Begin DATA EXTRACT

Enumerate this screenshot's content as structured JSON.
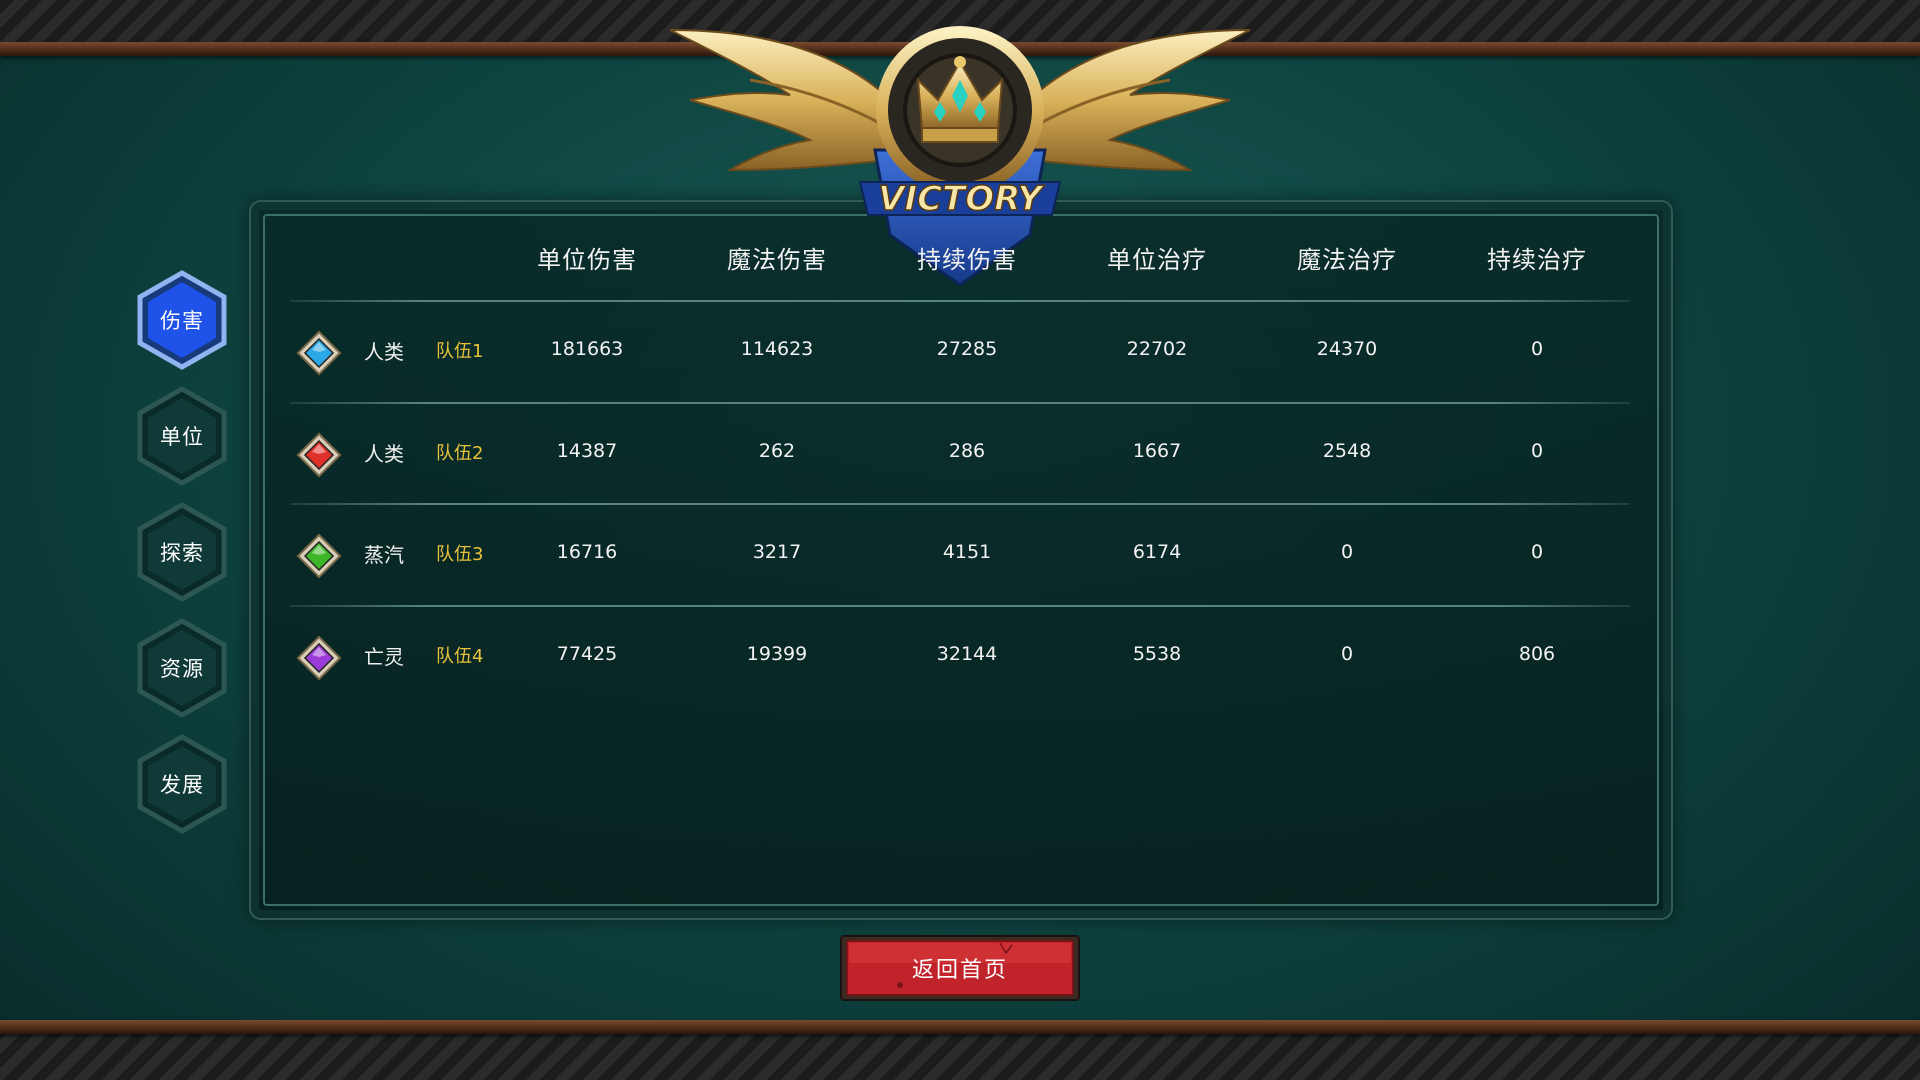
{
  "emblem": {
    "text": "VICTORY"
  },
  "side_nav": [
    {
      "label": "伤害",
      "active": true
    },
    {
      "label": "单位",
      "active": false
    },
    {
      "label": "探索",
      "active": false
    },
    {
      "label": "资源",
      "active": false
    },
    {
      "label": "发展",
      "active": false
    }
  ],
  "table": {
    "columns": [
      "单位伤害",
      "魔法伤害",
      "持续伤害",
      "单位治疗",
      "魔法治疗",
      "持续治疗"
    ],
    "rows": [
      {
        "gem": "blue-gem-icon",
        "gem_color": "#2aa8e8",
        "race": "人类",
        "team": "队伍1",
        "values": [
          "181663",
          "114623",
          "27285",
          "22702",
          "24370",
          "0"
        ]
      },
      {
        "gem": "red-gem-icon",
        "gem_color": "#e0302a",
        "race": "人类",
        "team": "队伍2",
        "values": [
          "14387",
          "262",
          "286",
          "1667",
          "2548",
          "0"
        ]
      },
      {
        "gem": "green-gem-icon",
        "gem_color": "#3fb52a",
        "race": "蒸汽",
        "team": "队伍3",
        "values": [
          "16716",
          "3217",
          "4151",
          "6174",
          "0",
          "0"
        ]
      },
      {
        "gem": "purple-gem-icon",
        "gem_color": "#9a3cd8",
        "race": "亡灵",
        "team": "队伍4",
        "values": [
          "77425",
          "19399",
          "32144",
          "5538",
          "0",
          "806"
        ]
      }
    ]
  },
  "return_button": {
    "label": "返回首页"
  },
  "colors": {
    "accent_team": "#e8c23a",
    "active_tab": "#1f52e8",
    "button_red": "#c0242a"
  }
}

End DATA EXTRACT

> _DO THIS_:
Omit the pictures and output all of the other material exactly.

> _WRITTEN SOLUTION_:
Enumerate this screenshot's content as structured JSON.
{
  "emblem": {
    "text": "VICTORY"
  },
  "side_nav": [
    {
      "label": "伤害",
      "active": true
    },
    {
      "label": "单位",
      "active": false
    },
    {
      "label": "探索",
      "active": false
    },
    {
      "label": "资源",
      "active": false
    },
    {
      "label": "发展",
      "active": false
    }
  ],
  "table": {
    "columns": [
      "单位伤害",
      "魔法伤害",
      "持续伤害",
      "单位治疗",
      "魔法治疗",
      "持续治疗"
    ],
    "rows": [
      {
        "gem": "blue-gem-icon",
        "gem_color": "#2aa8e8",
        "race": "人类",
        "team": "队伍1",
        "values": [
          "181663",
          "114623",
          "27285",
          "22702",
          "24370",
          "0"
        ]
      },
      {
        "gem": "red-gem-icon",
        "gem_color": "#e0302a",
        "race": "人类",
        "team": "队伍2",
        "values": [
          "14387",
          "262",
          "286",
          "1667",
          "2548",
          "0"
        ]
      },
      {
        "gem": "green-gem-icon",
        "gem_color": "#3fb52a",
        "race": "蒸汽",
        "team": "队伍3",
        "values": [
          "16716",
          "3217",
          "4151",
          "6174",
          "0",
          "0"
        ]
      },
      {
        "gem": "purple-gem-icon",
        "gem_color": "#9a3cd8",
        "race": "亡灵",
        "team": "队伍4",
        "values": [
          "77425",
          "19399",
          "32144",
          "5538",
          "0",
          "806"
        ]
      }
    ]
  },
  "return_button": {
    "label": "返回首页"
  },
  "colors": {
    "accent_team": "#e8c23a",
    "active_tab": "#1f52e8",
    "button_red": "#c0242a"
  }
}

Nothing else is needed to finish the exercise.